__REQUIRED WORK__:
1. In the missionary letter, rewrite the passage from "Saturday, February 1, 2014" up to and including "each Sabbath day.", changing "Hermana" to "Sister".
2. Answer these questions about the missionary letter:
(a) From which place is the letter sent?
(b) To whom is the greeting addressed?
(c) Up to how many people take part each Sabbath day in the wards and stakes mentioned?

__DOCUMENT EXTRACT__:
5 Trust in the Lord with all thine heart; and lean not unto thine own understanding.
6 In all thy ways acknowledge him, and he shall direct thy paths.

Saturday, February 1, 2014

Third Epistle of Bird - February 1, 2014

From Chalco, Mexico

1. Elder and Hermana Bird, servants and missionaries of Jesus Christ, to all the saints, family and
friends, who cover many lands; we greet you from Chalco, Mexico, which shares great history of those who lived long ago. Many Lamanites walk here, as did their fathers before them at the coming of Christ to the Americas. Some recognize their great heritage and are very valiant in their faith; belonging to wards and stakes with as many as 100 participating each Sabbath day.

__GIVEN MATERIAL__:
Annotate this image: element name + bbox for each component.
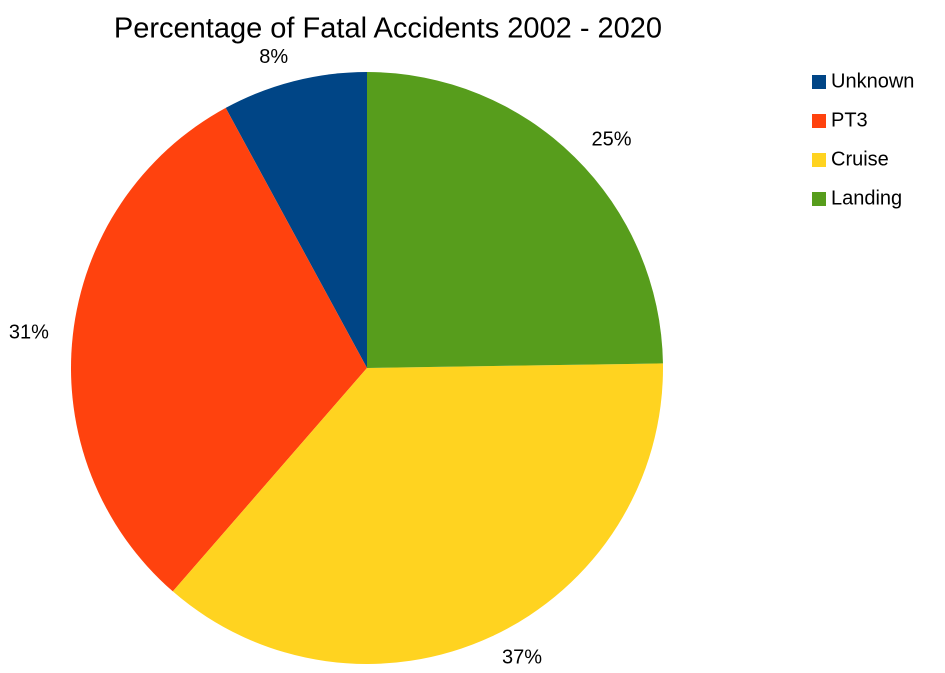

__TASK-BY-TASK ANSWERS__:
1.
Saturday, February 1, 2014

Third Epistle of Bird - February 1, 2014

From Chalco, Mexico

1. Elder and Sister Bird, servants and missionaries of Jesus Christ, to all the saints, family and
friends, who cover many lands; we greet you from Chalco, Mexico, which shares great history of those who lived long ago. Many Lamanites walk here, as did their fathers before them at the coming of Christ to the Americas. Some recognize their great heritage and are very valiant in their faith; belonging to wards and stakes with as many as 100 participating each Sabbath day.

2.
(a) Chalco, Mexico.
(b) All the saints, family and friends, who cover many lands.
(c) As many as 100.